--- START ---

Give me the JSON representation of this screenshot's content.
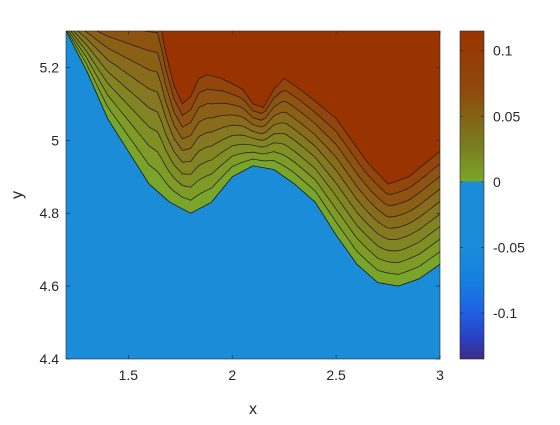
{
  "chart_data": {
    "type": "filled-contour",
    "xlabel": "x",
    "ylabel": "y",
    "xlim": [
      1.2,
      3.0
    ],
    "ylim": [
      4.4,
      5.3
    ],
    "xticks": [
      {
        "value": 1.5,
        "label": "1.5"
      },
      {
        "value": 2.0,
        "label": "2"
      },
      {
        "value": 2.5,
        "label": "2.5"
      },
      {
        "value": 3.0,
        "label": "3"
      }
    ],
    "yticks": [
      {
        "value": 4.4,
        "label": "4.4"
      },
      {
        "value": 4.6,
        "label": "4.6"
      },
      {
        "value": 4.8,
        "label": "4.8"
      },
      {
        "value": 5.0,
        "label": "5"
      },
      {
        "value": 5.2,
        "label": "5.2"
      }
    ],
    "colorbar": {
      "clim": [
        -0.135,
        0.115
      ],
      "ticks": [
        {
          "value": 0.1,
          "label": "0.1"
        },
        {
          "value": 0.05,
          "label": "0.05"
        },
        {
          "value": 0.0,
          "label": "0"
        },
        {
          "value": -0.05,
          "label": "-0.05"
        },
        {
          "value": -0.1,
          "label": "-0.1"
        }
      ],
      "colormap": [
        {
          "value": -0.135,
          "color": "#3b2e84"
        },
        {
          "value": -0.12,
          "color": "#2a3fc0"
        },
        {
          "value": -0.1,
          "color": "#1f5fe3"
        },
        {
          "value": -0.075,
          "color": "#1580df"
        },
        {
          "value": -0.05,
          "color": "#1a8cd8"
        },
        {
          "value": 0.0,
          "color": "#1a8cd8"
        },
        {
          "value": 0.0005,
          "color": "#79a52a"
        },
        {
          "value": 0.03,
          "color": "#7a7a1e"
        },
        {
          "value": 0.07,
          "color": "#8e4a0a"
        },
        {
          "value": 0.115,
          "color": "#993300"
        }
      ]
    },
    "regions": {
      "negative_color": "#1a8cd8",
      "zero_band_color": "#79a52a",
      "max_color": "#993300"
    },
    "zero_contour": [
      [
        1.2,
        5.3
      ],
      [
        1.3,
        5.19
      ],
      [
        1.4,
        5.06
      ],
      [
        1.5,
        4.97
      ],
      [
        1.6,
        4.88
      ],
      [
        1.7,
        4.83
      ],
      [
        1.8,
        4.8
      ],
      [
        1.9,
        4.83
      ],
      [
        2.0,
        4.9
      ],
      [
        2.1,
        4.93
      ],
      [
        2.2,
        4.92
      ],
      [
        2.3,
        4.88
      ],
      [
        2.4,
        4.83
      ],
      [
        2.5,
        4.74
      ],
      [
        2.6,
        4.66
      ],
      [
        2.7,
        4.61
      ],
      [
        2.8,
        4.6
      ],
      [
        2.9,
        4.62
      ],
      [
        3.0,
        4.66
      ]
    ],
    "max_contour": [
      [
        1.66,
        5.3
      ],
      [
        1.68,
        5.24
      ],
      [
        1.72,
        5.15
      ],
      [
        1.76,
        5.1
      ],
      [
        1.8,
        5.12
      ],
      [
        1.84,
        5.17
      ],
      [
        1.88,
        5.18
      ],
      [
        1.95,
        5.17
      ],
      [
        2.05,
        5.14
      ],
      [
        2.1,
        5.1
      ],
      [
        2.15,
        5.09
      ],
      [
        2.2,
        5.14
      ],
      [
        2.25,
        5.17
      ],
      [
        2.35,
        5.13
      ],
      [
        2.5,
        5.06
      ],
      [
        2.65,
        4.94
      ],
      [
        2.75,
        4.88
      ],
      [
        2.85,
        4.9
      ],
      [
        3.0,
        4.97
      ]
    ],
    "contour_levels_count": 8
  }
}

--- END ---

> _What you have to do_
Reproduce the material word for word, minus the images.

> _Completed task_
Give me the JSON representation of this screenshot's content.
{
  "chart_data": {
    "type": "filled-contour",
    "xlabel": "x",
    "ylabel": "y",
    "xlim": [
      1.2,
      3.0
    ],
    "ylim": [
      4.4,
      5.3
    ],
    "xticks": [
      {
        "value": 1.5,
        "label": "1.5"
      },
      {
        "value": 2.0,
        "label": "2"
      },
      {
        "value": 2.5,
        "label": "2.5"
      },
      {
        "value": 3.0,
        "label": "3"
      }
    ],
    "yticks": [
      {
        "value": 4.4,
        "label": "4.4"
      },
      {
        "value": 4.6,
        "label": "4.6"
      },
      {
        "value": 4.8,
        "label": "4.8"
      },
      {
        "value": 5.0,
        "label": "5"
      },
      {
        "value": 5.2,
        "label": "5.2"
      }
    ],
    "colorbar": {
      "clim": [
        -0.135,
        0.115
      ],
      "ticks": [
        {
          "value": 0.1,
          "label": "0.1"
        },
        {
          "value": 0.05,
          "label": "0.05"
        },
        {
          "value": 0.0,
          "label": "0"
        },
        {
          "value": -0.05,
          "label": "-0.05"
        },
        {
          "value": -0.1,
          "label": "-0.1"
        }
      ],
      "colormap": [
        {
          "value": -0.135,
          "color": "#3b2e84"
        },
        {
          "value": -0.12,
          "color": "#2a3fc0"
        },
        {
          "value": -0.1,
          "color": "#1f5fe3"
        },
        {
          "value": -0.075,
          "color": "#1580df"
        },
        {
          "value": -0.05,
          "color": "#1a8cd8"
        },
        {
          "value": 0.0,
          "color": "#1a8cd8"
        },
        {
          "value": 0.0005,
          "color": "#79a52a"
        },
        {
          "value": 0.03,
          "color": "#7a7a1e"
        },
        {
          "value": 0.07,
          "color": "#8e4a0a"
        },
        {
          "value": 0.115,
          "color": "#993300"
        }
      ]
    },
    "regions": {
      "negative_color": "#1a8cd8",
      "zero_band_color": "#79a52a",
      "max_color": "#993300"
    },
    "zero_contour": [
      [
        1.2,
        5.3
      ],
      [
        1.3,
        5.19
      ],
      [
        1.4,
        5.06
      ],
      [
        1.5,
        4.97
      ],
      [
        1.6,
        4.88
      ],
      [
        1.7,
        4.83
      ],
      [
        1.8,
        4.8
      ],
      [
        1.9,
        4.83
      ],
      [
        2.0,
        4.9
      ],
      [
        2.1,
        4.93
      ],
      [
        2.2,
        4.92
      ],
      [
        2.3,
        4.88
      ],
      [
        2.4,
        4.83
      ],
      [
        2.5,
        4.74
      ],
      [
        2.6,
        4.66
      ],
      [
        2.7,
        4.61
      ],
      [
        2.8,
        4.6
      ],
      [
        2.9,
        4.62
      ],
      [
        3.0,
        4.66
      ]
    ],
    "max_contour": [
      [
        1.66,
        5.3
      ],
      [
        1.68,
        5.24
      ],
      [
        1.72,
        5.15
      ],
      [
        1.76,
        5.1
      ],
      [
        1.8,
        5.12
      ],
      [
        1.84,
        5.17
      ],
      [
        1.88,
        5.18
      ],
      [
        1.95,
        5.17
      ],
      [
        2.05,
        5.14
      ],
      [
        2.1,
        5.1
      ],
      [
        2.15,
        5.09
      ],
      [
        2.2,
        5.14
      ],
      [
        2.25,
        5.17
      ],
      [
        2.35,
        5.13
      ],
      [
        2.5,
        5.06
      ],
      [
        2.65,
        4.94
      ],
      [
        2.75,
        4.88
      ],
      [
        2.85,
        4.9
      ],
      [
        3.0,
        4.97
      ]
    ],
    "contour_levels_count": 8
  }
}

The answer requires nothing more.